### To do
Provide the count of lines that hold "উৎসব" and no other output.

### Records for this exercise
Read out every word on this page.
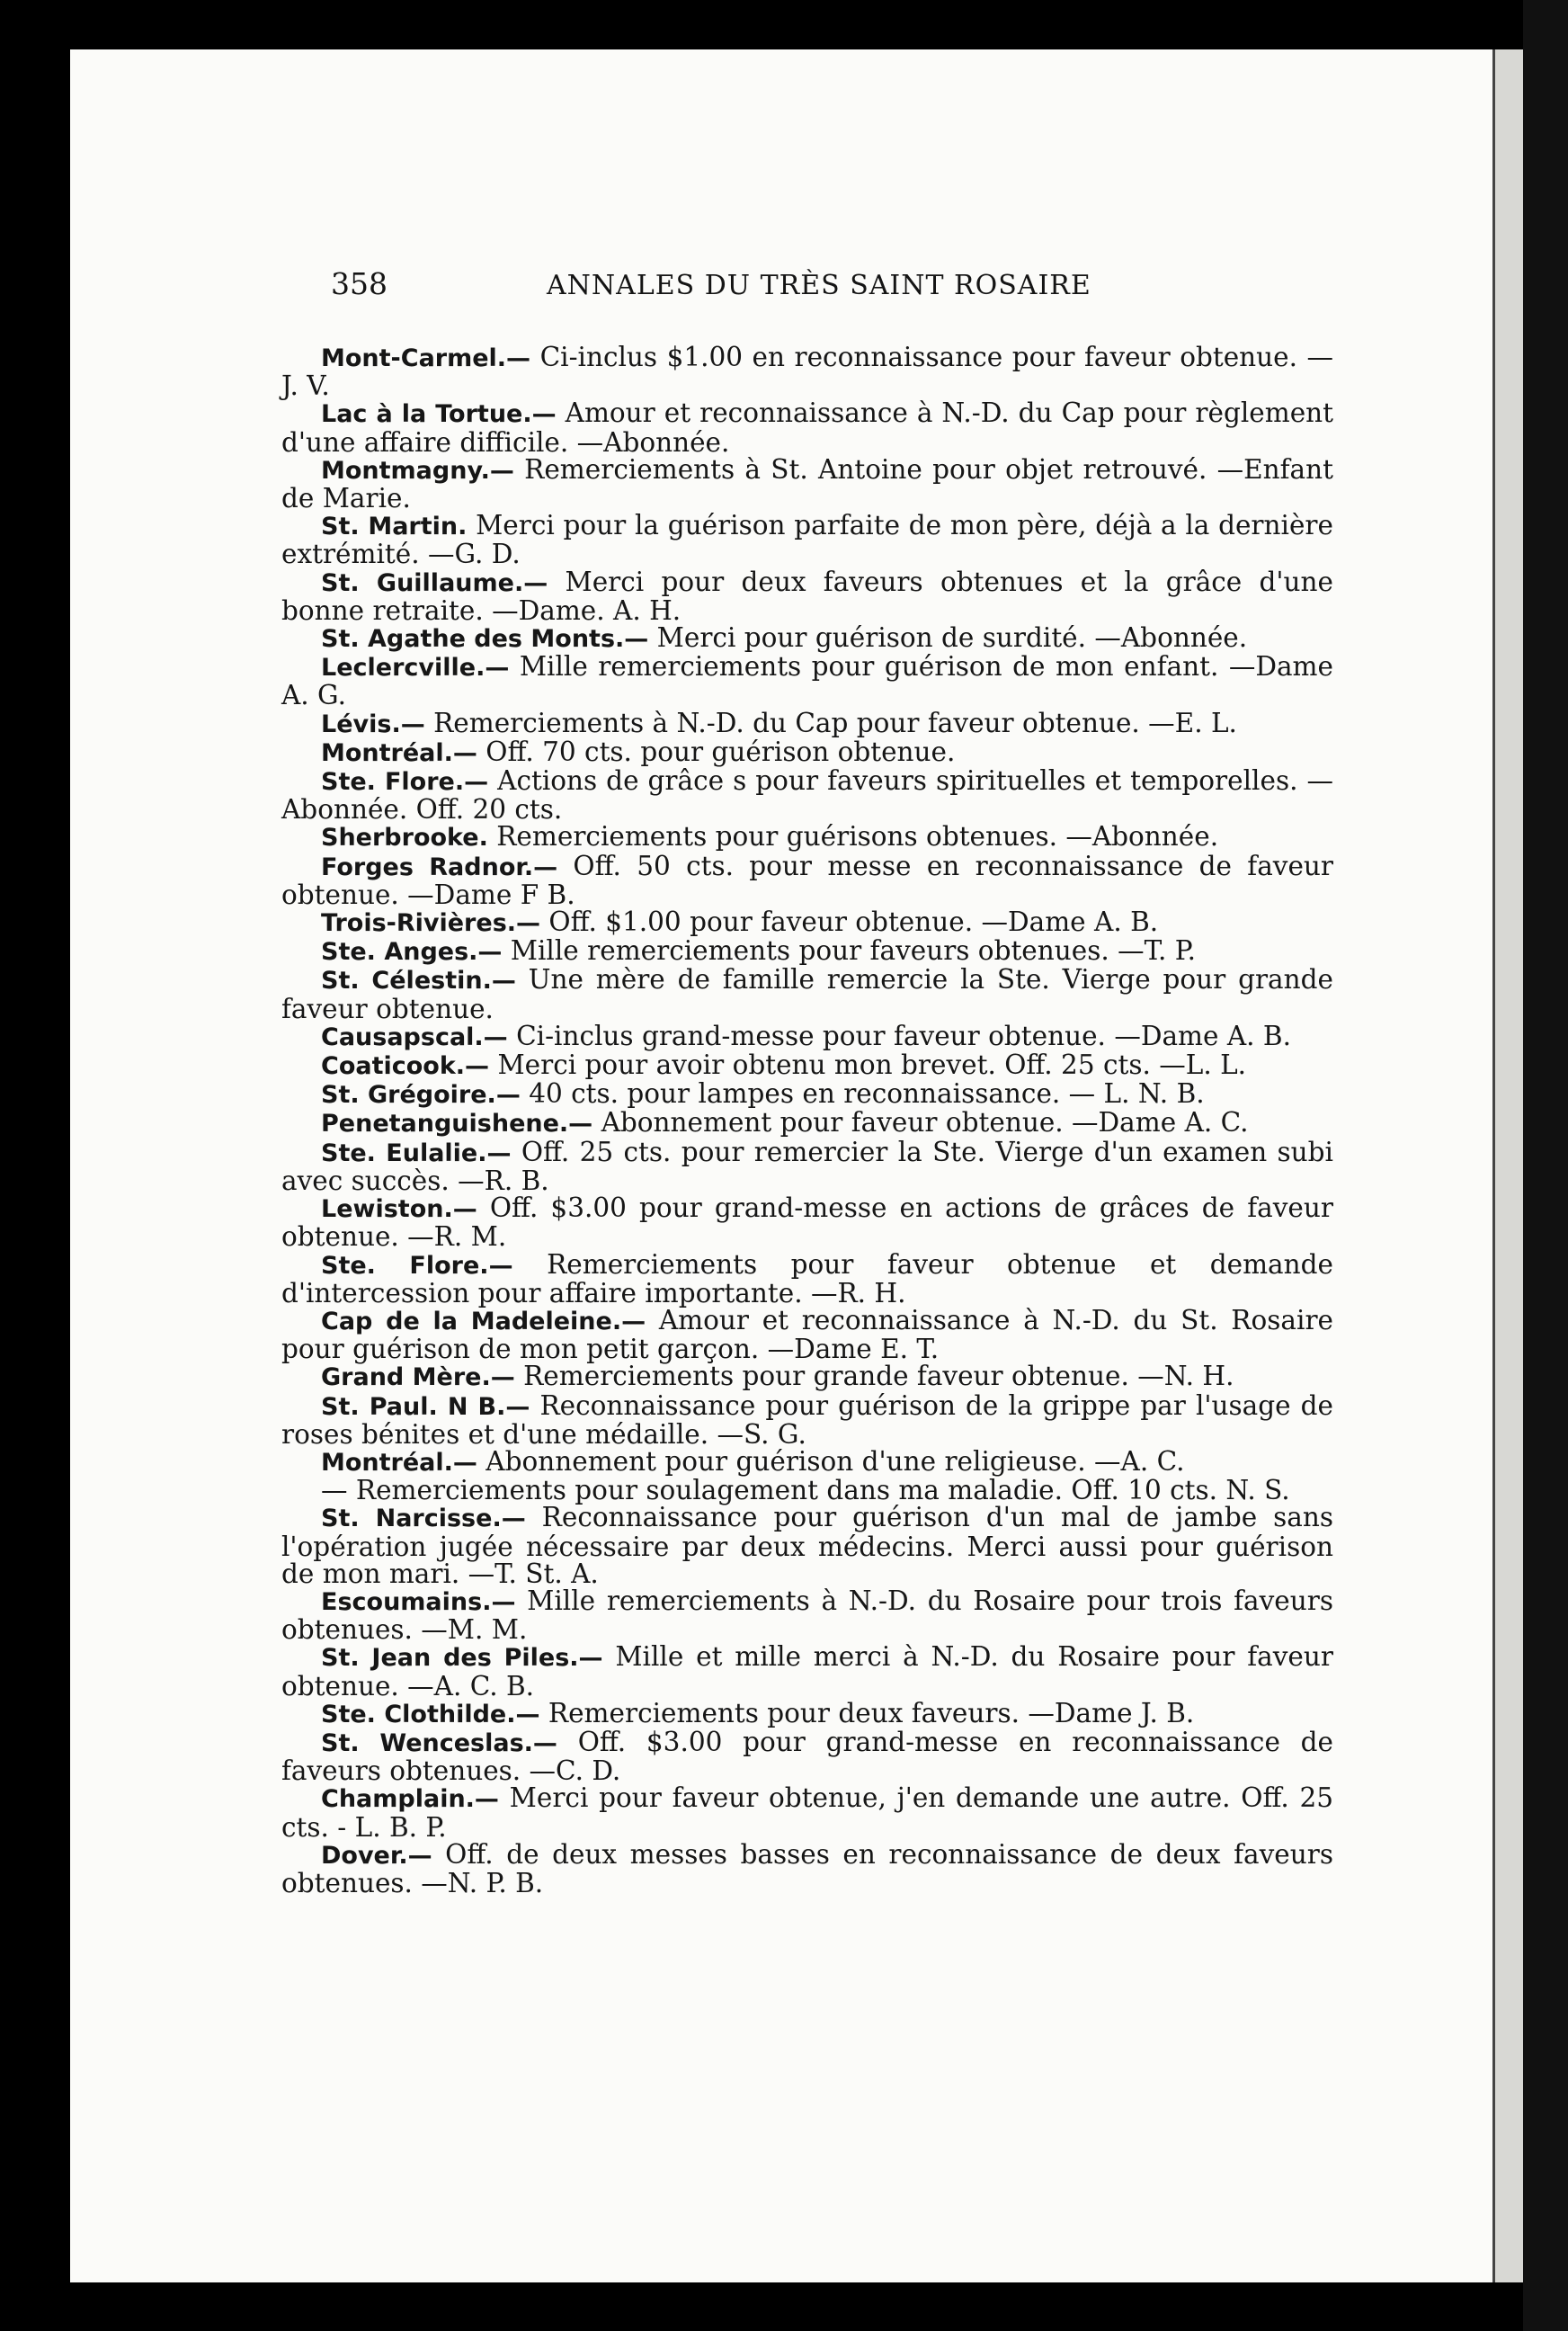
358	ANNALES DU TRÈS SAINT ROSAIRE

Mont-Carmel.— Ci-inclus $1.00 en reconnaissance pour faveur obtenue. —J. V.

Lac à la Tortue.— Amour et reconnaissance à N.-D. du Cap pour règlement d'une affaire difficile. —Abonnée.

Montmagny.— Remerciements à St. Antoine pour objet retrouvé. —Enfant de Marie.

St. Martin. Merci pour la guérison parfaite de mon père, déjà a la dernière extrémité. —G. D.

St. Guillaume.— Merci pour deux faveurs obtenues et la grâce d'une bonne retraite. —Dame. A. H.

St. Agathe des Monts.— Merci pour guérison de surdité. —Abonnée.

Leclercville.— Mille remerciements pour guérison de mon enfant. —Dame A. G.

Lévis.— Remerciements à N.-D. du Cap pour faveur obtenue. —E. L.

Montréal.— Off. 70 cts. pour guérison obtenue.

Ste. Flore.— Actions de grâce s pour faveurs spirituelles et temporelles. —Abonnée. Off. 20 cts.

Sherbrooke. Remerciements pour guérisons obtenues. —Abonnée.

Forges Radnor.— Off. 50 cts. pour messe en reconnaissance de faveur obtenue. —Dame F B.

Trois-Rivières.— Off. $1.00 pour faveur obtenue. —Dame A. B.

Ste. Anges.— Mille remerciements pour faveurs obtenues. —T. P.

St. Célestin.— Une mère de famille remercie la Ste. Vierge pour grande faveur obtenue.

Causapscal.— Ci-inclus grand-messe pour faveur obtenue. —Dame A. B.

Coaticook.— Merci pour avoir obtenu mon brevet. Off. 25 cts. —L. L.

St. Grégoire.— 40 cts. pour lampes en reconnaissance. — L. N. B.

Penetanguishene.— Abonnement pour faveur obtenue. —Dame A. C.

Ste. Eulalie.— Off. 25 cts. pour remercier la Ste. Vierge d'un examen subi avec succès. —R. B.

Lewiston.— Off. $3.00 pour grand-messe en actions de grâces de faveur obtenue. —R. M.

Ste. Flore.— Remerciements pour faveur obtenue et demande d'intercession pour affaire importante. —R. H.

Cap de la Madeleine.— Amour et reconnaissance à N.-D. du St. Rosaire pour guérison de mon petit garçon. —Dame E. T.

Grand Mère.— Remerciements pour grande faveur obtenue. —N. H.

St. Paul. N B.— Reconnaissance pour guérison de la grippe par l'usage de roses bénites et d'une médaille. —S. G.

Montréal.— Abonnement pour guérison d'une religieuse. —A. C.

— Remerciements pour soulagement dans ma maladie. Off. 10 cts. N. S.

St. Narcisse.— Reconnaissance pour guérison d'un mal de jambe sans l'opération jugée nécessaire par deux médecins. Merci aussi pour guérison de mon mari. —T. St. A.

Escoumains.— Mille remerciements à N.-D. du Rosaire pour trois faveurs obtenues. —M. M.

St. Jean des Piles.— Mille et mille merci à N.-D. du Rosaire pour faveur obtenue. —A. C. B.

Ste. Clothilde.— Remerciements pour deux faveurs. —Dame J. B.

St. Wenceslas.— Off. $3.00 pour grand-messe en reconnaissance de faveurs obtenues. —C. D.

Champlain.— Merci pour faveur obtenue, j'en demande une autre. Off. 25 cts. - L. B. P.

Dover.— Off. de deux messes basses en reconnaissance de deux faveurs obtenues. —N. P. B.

--

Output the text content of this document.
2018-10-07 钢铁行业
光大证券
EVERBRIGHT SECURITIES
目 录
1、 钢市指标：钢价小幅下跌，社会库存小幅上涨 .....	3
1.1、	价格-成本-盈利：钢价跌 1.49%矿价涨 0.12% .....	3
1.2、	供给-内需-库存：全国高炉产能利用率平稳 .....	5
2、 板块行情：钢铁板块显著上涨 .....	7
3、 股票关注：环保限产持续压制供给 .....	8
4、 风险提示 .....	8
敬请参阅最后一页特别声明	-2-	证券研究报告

---

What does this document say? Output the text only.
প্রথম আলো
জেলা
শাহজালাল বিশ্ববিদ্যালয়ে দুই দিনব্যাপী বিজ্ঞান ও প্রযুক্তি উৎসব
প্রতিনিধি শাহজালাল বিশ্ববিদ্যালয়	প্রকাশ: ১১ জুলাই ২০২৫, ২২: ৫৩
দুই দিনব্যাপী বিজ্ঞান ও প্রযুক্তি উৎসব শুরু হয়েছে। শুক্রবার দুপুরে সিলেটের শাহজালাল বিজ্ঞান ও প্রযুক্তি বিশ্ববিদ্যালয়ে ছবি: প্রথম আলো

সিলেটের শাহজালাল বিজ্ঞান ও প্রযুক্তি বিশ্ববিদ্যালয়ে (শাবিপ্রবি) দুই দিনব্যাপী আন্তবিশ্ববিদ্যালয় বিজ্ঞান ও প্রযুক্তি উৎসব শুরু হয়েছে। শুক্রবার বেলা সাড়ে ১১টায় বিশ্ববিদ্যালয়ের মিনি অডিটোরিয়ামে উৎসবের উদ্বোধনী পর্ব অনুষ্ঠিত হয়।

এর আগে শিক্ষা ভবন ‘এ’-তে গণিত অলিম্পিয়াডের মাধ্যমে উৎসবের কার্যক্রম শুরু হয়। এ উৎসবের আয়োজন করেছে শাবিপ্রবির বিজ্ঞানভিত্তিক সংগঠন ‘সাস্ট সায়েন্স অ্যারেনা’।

### Answer in full
4